[YOUR INSTRUCTIONS]
Return the records that follow, matching each one exactly.

[Extracts from a graphics dataset]
◇ ◇ ◇ ◇ ◇
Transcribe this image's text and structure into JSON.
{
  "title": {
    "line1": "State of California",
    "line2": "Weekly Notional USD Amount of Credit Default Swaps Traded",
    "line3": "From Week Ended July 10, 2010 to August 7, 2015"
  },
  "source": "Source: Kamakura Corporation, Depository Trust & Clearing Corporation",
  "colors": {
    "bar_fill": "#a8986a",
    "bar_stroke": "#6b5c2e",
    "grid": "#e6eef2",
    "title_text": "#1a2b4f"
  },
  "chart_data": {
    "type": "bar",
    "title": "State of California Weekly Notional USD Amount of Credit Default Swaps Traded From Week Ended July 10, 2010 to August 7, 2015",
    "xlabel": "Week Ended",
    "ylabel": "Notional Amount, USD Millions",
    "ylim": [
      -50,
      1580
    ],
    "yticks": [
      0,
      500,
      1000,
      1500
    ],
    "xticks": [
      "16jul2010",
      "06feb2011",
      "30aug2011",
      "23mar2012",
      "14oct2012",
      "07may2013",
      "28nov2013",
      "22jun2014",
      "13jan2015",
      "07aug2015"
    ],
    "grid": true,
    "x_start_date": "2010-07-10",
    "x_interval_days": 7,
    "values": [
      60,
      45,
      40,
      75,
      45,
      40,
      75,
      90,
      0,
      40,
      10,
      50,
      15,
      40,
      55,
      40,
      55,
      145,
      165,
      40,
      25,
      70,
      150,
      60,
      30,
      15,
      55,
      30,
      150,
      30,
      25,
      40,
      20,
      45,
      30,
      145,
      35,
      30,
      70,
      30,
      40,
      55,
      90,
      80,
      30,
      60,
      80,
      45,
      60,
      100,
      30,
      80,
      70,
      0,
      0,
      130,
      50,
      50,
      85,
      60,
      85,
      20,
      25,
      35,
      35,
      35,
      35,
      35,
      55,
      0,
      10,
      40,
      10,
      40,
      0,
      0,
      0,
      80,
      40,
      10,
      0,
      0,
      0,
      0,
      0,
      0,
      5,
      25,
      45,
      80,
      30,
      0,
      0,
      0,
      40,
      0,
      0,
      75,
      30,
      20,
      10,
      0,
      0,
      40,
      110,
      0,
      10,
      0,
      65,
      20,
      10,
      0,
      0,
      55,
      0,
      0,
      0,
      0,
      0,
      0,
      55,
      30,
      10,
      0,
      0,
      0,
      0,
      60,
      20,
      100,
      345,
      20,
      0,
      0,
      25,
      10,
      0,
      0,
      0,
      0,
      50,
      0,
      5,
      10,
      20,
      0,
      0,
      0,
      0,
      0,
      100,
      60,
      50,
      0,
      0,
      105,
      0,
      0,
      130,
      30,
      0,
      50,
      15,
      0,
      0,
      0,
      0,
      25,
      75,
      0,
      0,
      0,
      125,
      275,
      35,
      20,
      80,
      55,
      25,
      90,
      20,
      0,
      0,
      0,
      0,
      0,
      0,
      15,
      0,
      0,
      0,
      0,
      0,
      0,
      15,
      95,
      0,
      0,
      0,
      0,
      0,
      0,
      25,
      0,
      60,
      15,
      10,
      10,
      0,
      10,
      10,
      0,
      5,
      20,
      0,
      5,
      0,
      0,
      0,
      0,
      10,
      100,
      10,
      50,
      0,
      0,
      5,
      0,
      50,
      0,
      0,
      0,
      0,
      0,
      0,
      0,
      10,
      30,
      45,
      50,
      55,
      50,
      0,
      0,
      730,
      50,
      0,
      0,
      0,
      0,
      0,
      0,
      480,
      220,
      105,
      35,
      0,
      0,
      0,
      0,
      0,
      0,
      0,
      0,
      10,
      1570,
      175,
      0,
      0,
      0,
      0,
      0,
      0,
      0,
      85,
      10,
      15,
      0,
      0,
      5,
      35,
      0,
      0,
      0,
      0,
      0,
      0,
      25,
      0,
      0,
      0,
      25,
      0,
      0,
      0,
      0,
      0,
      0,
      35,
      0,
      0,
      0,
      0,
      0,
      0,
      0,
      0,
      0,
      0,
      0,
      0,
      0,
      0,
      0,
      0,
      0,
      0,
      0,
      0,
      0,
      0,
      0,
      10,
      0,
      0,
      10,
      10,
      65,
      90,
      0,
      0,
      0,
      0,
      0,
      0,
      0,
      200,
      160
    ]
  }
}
◇ ◇ ◇ ◇ ◇
[TASK RESPONSE]
Transcribe this image's text and structure into JSON.
{
  "title": {
    "line1": "State of California",
    "line2": "Weekly Notional USD Amount of Credit Default Swaps Traded",
    "line3": "From Week Ended July 10, 2010 to August 7, 2015"
  },
  "source": "Source: Kamakura Corporation, Depository Trust & Clearing Corporation",
  "colors": {
    "bar_fill": "#a8986a",
    "bar_stroke": "#6b5c2e",
    "grid": "#e6eef2",
    "title_text": "#1a2b4f"
  },
  "chart_data": {
    "type": "bar",
    "title": "State of California Weekly Notional USD Amount of Credit Default Swaps Traded From Week Ended July 10, 2010 to August 7, 2015",
    "xlabel": "Week Ended",
    "ylabel": "Notional Amount, USD Millions",
    "ylim": [
      -50,
      1580
    ],
    "yticks": [
      0,
      500,
      1000,
      1500
    ],
    "xticks": [
      "16jul2010",
      "06feb2011",
      "30aug2011",
      "23mar2012",
      "14oct2012",
      "07may2013",
      "28nov2013",
      "22jun2014",
      "13jan2015",
      "07aug2015"
    ],
    "grid": true,
    "x_start_date": "2010-07-10",
    "x_interval_days": 7,
    "values": [
      60,
      45,
      40,
      75,
      45,
      40,
      75,
      90,
      0,
      40,
      10,
      50,
      15,
      40,
      55,
      40,
      55,
      145,
      165,
      40,
      25,
      70,
      150,
      60,
      30,
      15,
      55,
      30,
      150,
      30,
      25,
      40,
      20,
      45,
      30,
      145,
      35,
      30,
      70,
      30,
      40,
      55,
      90,
      80,
      30,
      60,
      80,
      45,
      60,
      100,
      30,
      80,
      70,
      0,
      0,
      130,
      50,
      50,
      85,
      60,
      85,
      20,
      25,
      35,
      35,
      35,
      35,
      35,
      55,
      0,
      10,
      40,
      10,
      40,
      0,
      0,
      0,
      80,
      40,
      10,
      0,
      0,
      0,
      0,
      0,
      0,
      5,
      25,
      45,
      80,
      30,
      0,
      0,
      0,
      40,
      0,
      0,
      75,
      30,
      20,
      10,
      0,
      0,
      40,
      110,
      0,
      10,
      0,
      65,
      20,
      10,
      0,
      0,
      55,
      0,
      0,
      0,
      0,
      0,
      0,
      55,
      30,
      10,
      0,
      0,
      0,
      0,
      60,
      20,
      100,
      345,
      20,
      0,
      0,
      25,
      10,
      0,
      0,
      0,
      0,
      50,
      0,
      5,
      10,
      20,
      0,
      0,
      0,
      0,
      0,
      100,
      60,
      50,
      0,
      0,
      105,
      0,
      0,
      130,
      30,
      0,
      50,
      15,
      0,
      0,
      0,
      0,
      25,
      75,
      0,
      0,
      0,
      125,
      275,
      35,
      20,
      80,
      55,
      25,
      90,
      20,
      0,
      0,
      0,
      0,
      0,
      0,
      15,
      0,
      0,
      0,
      0,
      0,
      0,
      15,
      95,
      0,
      0,
      0,
      0,
      0,
      0,
      25,
      0,
      60,
      15,
      10,
      10,
      0,
      10,
      10,
      0,
      5,
      20,
      0,
      5,
      0,
      0,
      0,
      0,
      10,
      100,
      10,
      50,
      0,
      0,
      5,
      0,
      50,
      0,
      0,
      0,
      0,
      0,
      0,
      0,
      10,
      30,
      45,
      50,
      55,
      50,
      0,
      0,
      730,
      50,
      0,
      0,
      0,
      0,
      0,
      0,
      480,
      220,
      105,
      35,
      0,
      0,
      0,
      0,
      0,
      0,
      0,
      0,
      10,
      1570,
      175,
      0,
      0,
      0,
      0,
      0,
      0,
      0,
      85,
      10,
      15,
      0,
      0,
      5,
      35,
      0,
      0,
      0,
      0,
      0,
      0,
      25,
      0,
      0,
      0,
      25,
      0,
      0,
      0,
      0,
      0,
      0,
      35,
      0,
      0,
      0,
      0,
      0,
      0,
      0,
      0,
      0,
      0,
      0,
      0,
      0,
      0,
      0,
      0,
      0,
      0,
      0,
      0,
      0,
      0,
      0,
      10,
      0,
      0,
      10,
      10,
      65,
      90,
      0,
      0,
      0,
      0,
      0,
      0,
      0,
      200,
      160
    ]
  }
}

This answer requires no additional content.